(The problem)
How many lines of the entries below include the word "color"? Answer with the number alone.

(Raw records)
....
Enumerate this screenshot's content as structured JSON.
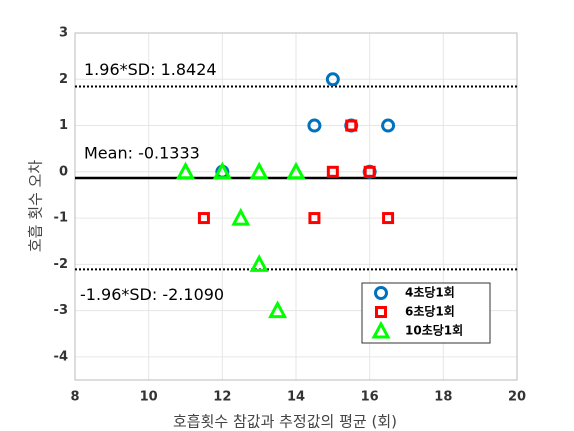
{
  "chart_data": {
    "type": "scatter",
    "xlabel": "호흡횟수 참값과 추정값의 평균 (회)",
    "ylabel": "호흡 횟수 오차",
    "xlim": [
      8,
      20
    ],
    "xticks": [
      8,
      10,
      12,
      14,
      16,
      18,
      20
    ],
    "ylim": [
      -4.5,
      3
    ],
    "yticks": [
      -4,
      -3,
      -2,
      -1,
      0,
      1,
      2,
      3
    ],
    "grid": true,
    "legend": "lower right",
    "series": [
      {
        "name": "4초당1회",
        "color": "#0072bd",
        "marker": "circle",
        "x": [
          12,
          14.5,
          15,
          15.5,
          16,
          16.5
        ],
        "values": [
          0,
          1,
          2,
          1,
          0,
          1
        ]
      },
      {
        "name": "6초당1회",
        "color": "#ff0000",
        "marker": "square",
        "x": [
          11.5,
          14.5,
          15,
          15.5,
          16,
          16.5
        ],
        "values": [
          -1,
          -1,
          0,
          1,
          0,
          -1
        ]
      },
      {
        "name": "10초당1회",
        "color": "#00ff00",
        "marker": "triangle",
        "x": [
          11,
          12,
          12.5,
          13,
          13,
          13.5,
          14
        ],
        "values": [
          0,
          0,
          -1,
          0,
          -2,
          -3,
          0
        ]
      }
    ],
    "reference_lines": [
      {
        "value": 1.8424,
        "label": "1.96*SD: 1.8424",
        "style": "dotted"
      },
      {
        "value": -0.1333,
        "label": "Mean: -0.1333",
        "style": "solid"
      },
      {
        "value": -2.109,
        "label": "-1.96*SD: -2.1090",
        "style": "dotted"
      }
    ]
  }
}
....
(Answer in full)
3